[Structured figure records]
- - - -

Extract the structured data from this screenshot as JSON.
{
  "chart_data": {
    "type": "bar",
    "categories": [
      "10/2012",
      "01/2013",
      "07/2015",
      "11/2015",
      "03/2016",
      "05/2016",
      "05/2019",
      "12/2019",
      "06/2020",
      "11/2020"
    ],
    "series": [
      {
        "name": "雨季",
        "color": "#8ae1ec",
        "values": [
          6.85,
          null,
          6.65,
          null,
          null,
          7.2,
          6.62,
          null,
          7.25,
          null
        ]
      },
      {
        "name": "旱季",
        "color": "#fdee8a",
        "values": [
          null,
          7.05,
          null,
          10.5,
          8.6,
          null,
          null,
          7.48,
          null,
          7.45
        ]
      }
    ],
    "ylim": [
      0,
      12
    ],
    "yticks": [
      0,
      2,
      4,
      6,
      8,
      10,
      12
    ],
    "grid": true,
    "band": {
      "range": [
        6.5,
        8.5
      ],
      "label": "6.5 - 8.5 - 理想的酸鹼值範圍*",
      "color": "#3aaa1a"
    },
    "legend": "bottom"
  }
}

- - - -

Please reproduce each line exactly as written.

## Solution to the exercise
Extract the structured data from this screenshot as JSON.
{
  "chart_data": {
    "type": "bar",
    "categories": [
      "10/2012",
      "01/2013",
      "07/2015",
      "11/2015",
      "03/2016",
      "05/2016",
      "05/2019",
      "12/2019",
      "06/2020",
      "11/2020"
    ],
    "series": [
      {
        "name": "雨季",
        "color": "#8ae1ec",
        "values": [
          6.85,
          null,
          6.65,
          null,
          null,
          7.2,
          6.62,
          null,
          7.25,
          null
        ]
      },
      {
        "name": "旱季",
        "color": "#fdee8a",
        "values": [
          null,
          7.05,
          null,
          10.5,
          8.6,
          null,
          null,
          7.48,
          null,
          7.45
        ]
      }
    ],
    "ylim": [
      0,
      12
    ],
    "yticks": [
      0,
      2,
      4,
      6,
      8,
      10,
      12
    ],
    "grid": true,
    "band": {
      "range": [
        6.5,
        8.5
      ],
      "label": "6.5 - 8.5 - 理想的酸鹼值範圍*",
      "color": "#3aaa1a"
    },
    "legend": "bottom"
  }
}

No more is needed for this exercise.